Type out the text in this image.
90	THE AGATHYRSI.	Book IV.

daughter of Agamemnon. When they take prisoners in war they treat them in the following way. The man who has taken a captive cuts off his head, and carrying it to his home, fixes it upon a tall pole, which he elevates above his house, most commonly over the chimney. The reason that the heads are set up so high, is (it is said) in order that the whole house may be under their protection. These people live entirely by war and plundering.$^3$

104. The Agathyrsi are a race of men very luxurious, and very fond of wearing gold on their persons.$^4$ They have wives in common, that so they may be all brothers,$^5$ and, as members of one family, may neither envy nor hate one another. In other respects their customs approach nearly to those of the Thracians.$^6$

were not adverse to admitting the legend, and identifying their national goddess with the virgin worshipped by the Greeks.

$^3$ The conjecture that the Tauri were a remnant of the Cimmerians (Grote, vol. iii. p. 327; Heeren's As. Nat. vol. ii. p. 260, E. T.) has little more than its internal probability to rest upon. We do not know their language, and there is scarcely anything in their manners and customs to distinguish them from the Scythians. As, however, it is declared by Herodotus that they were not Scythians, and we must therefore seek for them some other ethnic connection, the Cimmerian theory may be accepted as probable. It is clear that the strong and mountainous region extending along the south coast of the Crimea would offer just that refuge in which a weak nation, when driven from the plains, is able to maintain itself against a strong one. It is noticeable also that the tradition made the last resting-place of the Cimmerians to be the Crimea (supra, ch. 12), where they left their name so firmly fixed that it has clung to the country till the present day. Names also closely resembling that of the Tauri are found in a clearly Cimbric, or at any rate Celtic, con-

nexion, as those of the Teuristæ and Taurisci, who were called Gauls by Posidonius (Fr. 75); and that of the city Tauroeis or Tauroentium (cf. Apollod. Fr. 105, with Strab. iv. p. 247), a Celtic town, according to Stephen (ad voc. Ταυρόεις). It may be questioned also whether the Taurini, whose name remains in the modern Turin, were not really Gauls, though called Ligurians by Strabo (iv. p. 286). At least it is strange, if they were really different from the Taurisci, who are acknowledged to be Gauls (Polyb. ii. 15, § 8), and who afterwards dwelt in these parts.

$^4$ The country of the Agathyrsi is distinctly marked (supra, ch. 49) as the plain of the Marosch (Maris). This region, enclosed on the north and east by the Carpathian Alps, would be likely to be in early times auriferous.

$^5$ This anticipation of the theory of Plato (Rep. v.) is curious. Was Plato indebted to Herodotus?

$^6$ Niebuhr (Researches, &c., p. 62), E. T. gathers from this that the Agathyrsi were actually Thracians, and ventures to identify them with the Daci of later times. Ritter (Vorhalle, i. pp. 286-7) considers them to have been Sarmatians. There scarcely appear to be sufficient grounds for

_WRITTEN INSTRUCTION:_ Return the listing above in its exact form.

_TASK ANSWER:_
Type out the text in this image.
90	THE AGATHYRSI.	Book IV.

daughter of Agamemnon. When they take prisoners in war they treat them in the following way. The man who has taken a captive cuts off his head, and carrying it to his home, fixes it upon a tall pole, which he elevates above his house, most commonly over the chimney. The reason that the heads are set up so high, is (it is said) in order that the whole house may be under their protection. These people live entirely by war and plundering.$^3$

104. The Agathyrsi are a race of men very luxurious, and very fond of wearing gold on their persons.$^4$ They have wives in common, that so they may be all brothers,$^5$ and, as members of one family, may neither envy nor hate one another. In other respects their customs approach nearly to those of the Thracians.$^6$

were not adverse to admitting the legend, and identifying their national goddess with the virgin worshipped by the Greeks.

$^3$ The conjecture that the Tauri were a remnant of the Cimmerians (Grote, vol. iii. p. 327; Heeren's As. Nat. vol. ii. p. 260, E. T.) has little more than its internal probability to rest upon. We do not know their language, and there is scarcely anything in their manners and customs to distinguish them from the Scythians. As, however, it is declared by Herodotus that they were not Scythians, and we must therefore seek for them some other ethnic connection, the Cimmerian theory may be accepted as probable. It is clear that the strong and mountainous region extending along the south coast of the Crimea would offer just that refuge in which a weak nation, when driven from the plains, is able to maintain itself against a strong one. It is noticeable also that the tradition made the last resting-place of the Cimmerians to be the Crimea (supra, ch. 12), where they left their name so firmly fixed that it has clung to the country till the present day. Names also closely resembling that of the Tauri are found in a clearly Cimbric, or at any rate Celtic, con-

nexion, as those of the Teuristæ and Taurisci, who were called Gauls by Posidonius (Fr. 75); and that of the city Tauroeis or Tauroentium (cf. Apollod. Fr. 105, with Strab. iv. p. 247), a Celtic town, according to Stephen (ad voc. Ταυρόεις). It may be questioned also whether the Taurini, whose name remains in the modern Turin, were not really Gauls, though called Ligurians by Strabo (iv. p. 286). At least it is strange, if they were really different from the Taurisci, who are acknowledged to be Gauls (Polyb. ii. 15, § 8), and who afterwards dwelt in these parts.

$^4$ The country of the Agathyrsi is distinctly marked (supra, ch. 49) as the plain of the Marosch (Maris). This region, enclosed on the north and east by the Carpathian Alps, would be likely to be in early times auriferous.

$^5$ This anticipation of the theory of Plato (Rep. v.) is curious. Was Plato indebted to Herodotus?

$^6$ Niebuhr (Researches, &c., p. 62), E. T. gathers from this that the Agathyrsi were actually Thracians, and ventures to identify them with the Daci of later times. Ritter (Vorhalle, i. pp. 286-7) considers them to have been Sarmatians. There scarcely appear to be sufficient grounds for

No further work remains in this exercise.